TASK MATERIAL
============================================================

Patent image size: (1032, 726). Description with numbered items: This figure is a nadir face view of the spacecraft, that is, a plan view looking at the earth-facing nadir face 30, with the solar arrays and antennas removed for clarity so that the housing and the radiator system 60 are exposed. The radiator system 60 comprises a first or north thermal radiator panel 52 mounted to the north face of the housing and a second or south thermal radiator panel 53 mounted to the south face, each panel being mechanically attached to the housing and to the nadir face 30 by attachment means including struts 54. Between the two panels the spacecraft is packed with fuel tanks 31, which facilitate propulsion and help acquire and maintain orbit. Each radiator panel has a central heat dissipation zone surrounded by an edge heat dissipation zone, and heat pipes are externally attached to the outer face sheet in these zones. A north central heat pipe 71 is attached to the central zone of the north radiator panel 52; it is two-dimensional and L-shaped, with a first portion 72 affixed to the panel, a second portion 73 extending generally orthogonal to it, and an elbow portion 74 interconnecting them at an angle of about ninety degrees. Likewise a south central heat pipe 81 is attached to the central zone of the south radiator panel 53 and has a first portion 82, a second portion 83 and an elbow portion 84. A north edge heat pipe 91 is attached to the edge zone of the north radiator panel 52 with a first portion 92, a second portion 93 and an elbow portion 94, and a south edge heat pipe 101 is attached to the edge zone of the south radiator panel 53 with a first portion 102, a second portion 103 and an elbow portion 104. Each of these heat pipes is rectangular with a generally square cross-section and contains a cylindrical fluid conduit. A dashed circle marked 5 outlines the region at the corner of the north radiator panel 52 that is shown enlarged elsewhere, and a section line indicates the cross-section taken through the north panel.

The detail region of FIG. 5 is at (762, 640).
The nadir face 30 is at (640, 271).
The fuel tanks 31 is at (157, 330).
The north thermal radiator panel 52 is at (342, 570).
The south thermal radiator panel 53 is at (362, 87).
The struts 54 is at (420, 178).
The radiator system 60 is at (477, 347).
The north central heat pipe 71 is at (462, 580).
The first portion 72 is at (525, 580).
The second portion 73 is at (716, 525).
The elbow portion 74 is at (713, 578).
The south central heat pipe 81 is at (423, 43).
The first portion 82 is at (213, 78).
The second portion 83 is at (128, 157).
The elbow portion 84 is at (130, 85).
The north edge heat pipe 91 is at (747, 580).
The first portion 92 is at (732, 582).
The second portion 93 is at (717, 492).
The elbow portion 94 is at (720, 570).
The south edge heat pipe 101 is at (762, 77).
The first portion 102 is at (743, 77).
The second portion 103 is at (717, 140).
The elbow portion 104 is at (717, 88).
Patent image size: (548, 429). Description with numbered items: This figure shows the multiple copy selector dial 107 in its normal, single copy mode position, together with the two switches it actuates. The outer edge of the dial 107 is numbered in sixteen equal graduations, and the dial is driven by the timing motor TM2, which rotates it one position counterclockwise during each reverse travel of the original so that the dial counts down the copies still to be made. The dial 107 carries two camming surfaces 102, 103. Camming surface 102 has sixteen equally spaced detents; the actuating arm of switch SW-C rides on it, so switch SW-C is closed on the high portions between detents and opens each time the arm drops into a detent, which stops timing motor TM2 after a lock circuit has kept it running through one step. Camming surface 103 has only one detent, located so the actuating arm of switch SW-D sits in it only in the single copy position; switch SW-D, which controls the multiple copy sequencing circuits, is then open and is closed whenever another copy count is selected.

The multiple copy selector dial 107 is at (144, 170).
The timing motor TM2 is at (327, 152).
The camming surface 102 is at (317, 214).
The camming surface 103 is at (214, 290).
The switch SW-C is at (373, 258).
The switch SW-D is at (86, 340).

============================================================

EXERCISE
Please format the rows above as a two-column CSV with the headers "text" and "answer", giving each row its own line. Put each field in double quotes and replace any line breaks inside it with spaces.

WORKED ANSWER
text,answer
"Patent image size: (1032, 726). Description with numbered items: This figure is a nadir face view of the spacecraft, that is, a plan view looking at the earth-facing nadir face 30, with the solar arrays and antennas removed for clarity so that the housing and the radiator system 60 are exposed. The radiator system 60 comprises a first or north thermal radiator panel 52 mounted to the north face of the housing and a second or south thermal radiator panel 53 mounted to the south face, each panel being mechanically attached to the housing and to the nadir face 30 by attachment means including struts 54. Between the two panels the spacecraft is packed with fuel tanks 31, which facilitate propulsion and help acquire and maintain orbit. Each radiator panel has a central heat dissipation zone surrounded by an edge heat dissipation zone, and heat pipes are externally attached to the outer face sheet in these zones. A north central heat pipe 71 is attached to the central zone of the north radiator panel 52; it is two-dimensional and L-shaped, with a first portion 72 affixed to the panel, a second portion 73 extending generally orthogonal to it, and an elbow portion 74 interconnecting them at an angle of about ninety degrees. Likewise a south central heat pipe 81 is attached to the central zone of the south radiator panel 53 and has a first portion 82, a second portion 83 and an elbow portion 84. A north edge heat pipe 91 is attached to the edge zone of the north radiator panel 52 with a first portion 92, a second portion 93 and an elbow portion 94, and a south edge heat pipe 101 is attached to the edge zone of the south radiator panel 53 with a first portion 102, a second portion 103 and an elbow portion 104. Each of these heat pipes is rectangular with a generally square cross-section and contains a cylindrical fluid conduit. A dashed circle marked 5 outlines the region at the corner of the north radiator panel 52 that is shown enlarged elsewhere, and a section line indicates the cross-section taken through the north panel.","The detail region of FIG. 5 is at (762, 640). The nadir face 30 is at (640, 271). The fuel tanks 31 is at (157, 330). The north thermal radiator panel 52 is at (342, 570). The south thermal radiator panel 53 is at (362, 87). The struts 54 is at (420, 178). The radiator system 60 is at (477, 347). The north central heat pipe 71 is at (462, 580). The first portion 72 is at (525, 580). The second portion 73 is at (716, 525). The elbow portion 74 is at (713, 578). The south central heat pipe 81 is at (423, 43). The first portion 82 is at (213, 78). The second portion 83 is at (128, 157). The elbow portion 84 is at (130, 85). The north edge heat pipe 91 is at (747, 580). The first portion 92 is at (732, 582). The second portion 93 is at (717, 492). The elbow portion 94 is at (720, 570). The south edge heat pipe 101 is at (762, 77). The first portion 102 is at (743, 77). The second portion 103 is at (717, 140). The elbow portion 104 is at (717, 88)."
"Patent image size: (548, 429). Description with numbered items: This figure shows the multiple copy selector dial 107 in its normal, single copy mode position, together with the two switches it actuates. The outer edge of the dial 107 is numbered in sixteen equal graduations, and the dial is driven by the timing motor TM2, which rotates it one position counterclockwise during each reverse travel of the original so that the dial counts down the copies still to be made. The dial 107 carries two camming surfaces 102, 103. Camming surface 102 has sixteen equally spaced detents; the actuating arm of switch SW-C rides on it, so switch SW-C is closed on the high portions between detents and opens each time the arm drops into a detent, which stops timing motor TM2 after a lock circuit has kept it running through one step. Camming surface 103 has only one detent, located so the actuating arm of switch SW-D sits in it only in the single copy position; switch SW-D, which controls the multiple copy sequencing circuits, is then open and is closed whenever another copy count is selected.","The multiple copy selector dial 107 is at (144, 170). The timing motor TM2 is at (327, 152). The camming surface 102 is at (317, 214). The camming surface 103 is at (214, 290). The switch SW-C is at (373, 258). The switch SW-D is at (86, 340)."